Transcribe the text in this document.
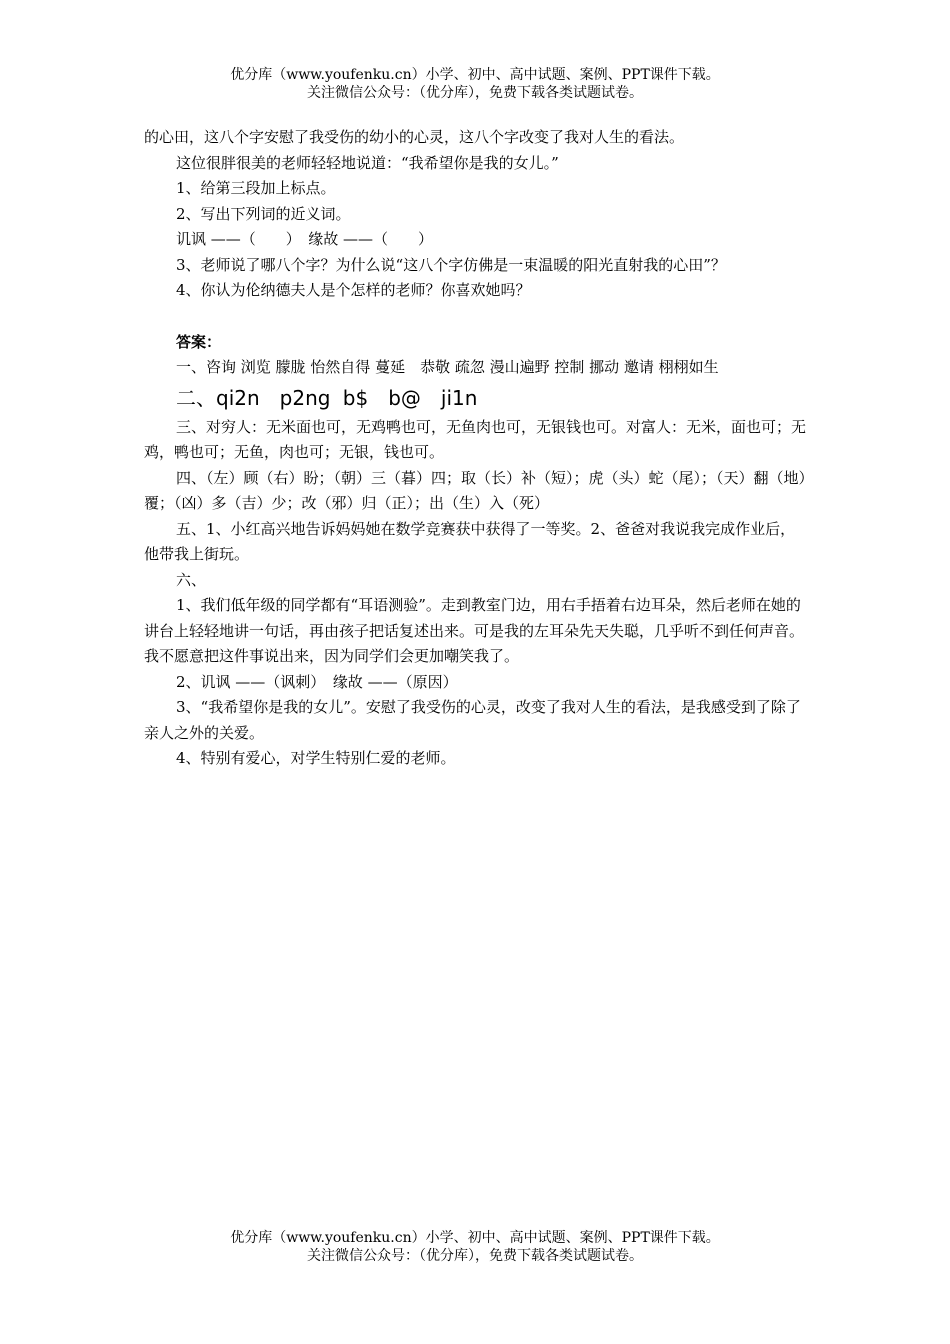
优分库（www.youfenku.cn）小学、初中、高中试题、案例、PPT课件下载。
关注微信公众号：（优分库），免费下载各类试题试卷。

的心田，这八个字安慰了我受伤的幼小的心灵，这八个字改变了我对人生的看法。

这位很胖很美的老师轻轻地说道：“我希望你是我的女儿。”

1、给第三段加上标点。

2、写出下列词的近义词。

讥讽 ——（　　）　缘故 ——（　　）

3、老师说了哪八个字？为什么说“这八个字仿佛是一束温暖的阳光直射我的心田”？

4、你认为伦纳德夫人是个怎样的老师？你喜欢她吗？

答案：

一、咨询 浏览 朦胧 怡然自得 蔓延　恭敬 疏忽 漫山遍野 控制 挪动 邀请 栩栩如生

二、qi2n　p2ng b$　b@　ji1n

三、对穷人：无米面也可，无鸡鸭也可，无鱼肉也可，无银钱也可。对富人：无米，面也可；无鸡，鸭也可；无鱼，肉也可；无银，钱也可。

四、（左）顾（右）盼；（朝）三（暮）四；取（长）补（短）；虎（头）蛇（尾）；（天）翻（地）覆；（凶）多（吉）少；改（邪）归（正）；出（生）入（死）

五、1、小红高兴地告诉妈妈她在数学竞赛获中获得了一等奖。2、爸爸对我说我完成作业后，他带我上街玩。

六、

1、我们低年级的同学都有“耳语测验”。走到教室门边，用右手捂着右边耳朵，然后老师在她的讲台上轻轻地讲一句话，再由孩子把话复述出来。可是我的左耳朵先天失聪，几乎听不到任何声音。我不愿意把这件事说出来，因为同学们会更加嘲笑我了。

2、讥讽 ——（讽刺）　缘故 ——（原因）

3、“我希望你是我的女儿”。安慰了我受伤的心灵，改变了我对人生的看法，是我感受到了除了亲人之外的关爱。

4、特别有爱心，对学生特别仁爱的老师。

优分库（www.youfenku.cn）小学、初中、高中试题、案例、PPT课件下载。
关注微信公众号：（优分库），免费下载各类试题试卷。
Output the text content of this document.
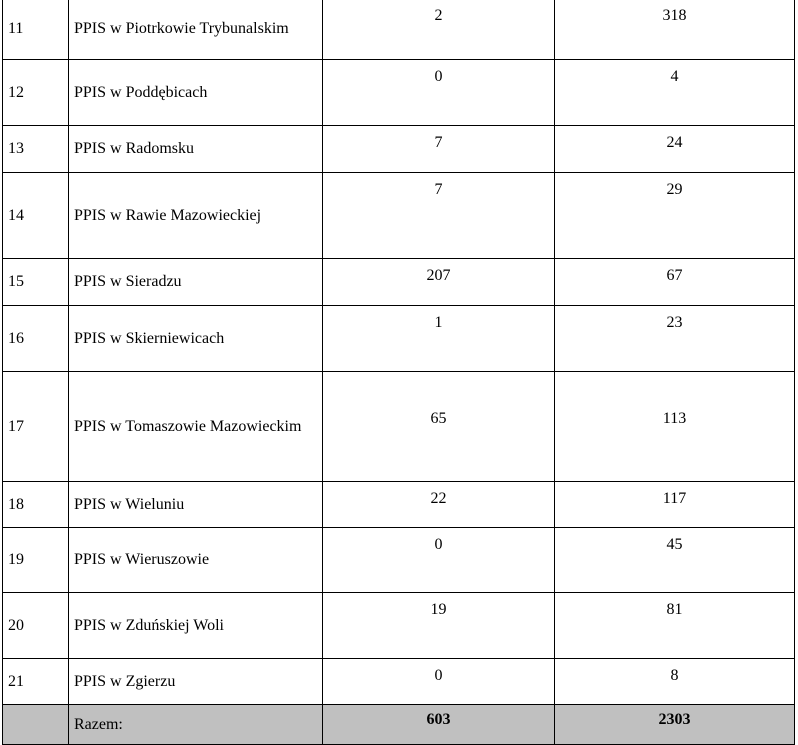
11	PPIS w Piotrkowie Trybunalskim	2	318
12	PPIS w Poddębicach	0	4
13	PPIS w Radomsku	7	24
14	PPIS w Rawie Mazowieckiej	7	29
15	PPIS w Sieradzu	207	67
16	PPIS w Skierniewicach	1	23
17	PPIS w Tomaszowie Mazowieckim	65	113
18	PPIS w Wieluniu	22	117
19	PPIS w Wieruszowie	0	45
20	PPIS w Zduńskiej Woli	19	81
21	PPIS w Zgierzu	0	8
	Razem:	603	2303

..........

◆ GIVEN PROBLEM
Each line from the one containing "Output the text content of this document." through the last line of the entries above is to be extracted exactly. Pictures are not part of the copy.

◆ FINISHED EXERCISE
Output the text content of this document.
11	PPIS w Piotrkowie Trybunalskim	2	318
12	PPIS w Poddębicach	0	4
13	PPIS w Radomsku	7	24
14	PPIS w Rawie Mazowieckiej	7	29
15	PPIS w Sieradzu	207	67
16	PPIS w Skierniewicach	1	23
17	PPIS w Tomaszowie Mazowieckim	65	113
18	PPIS w Wieluniu	22	117
19	PPIS w Wieruszowie	0	45
20	PPIS w Zduńskiej Woli	19	81
21	PPIS w Zgierzu	0	8
	Razem:	603	2303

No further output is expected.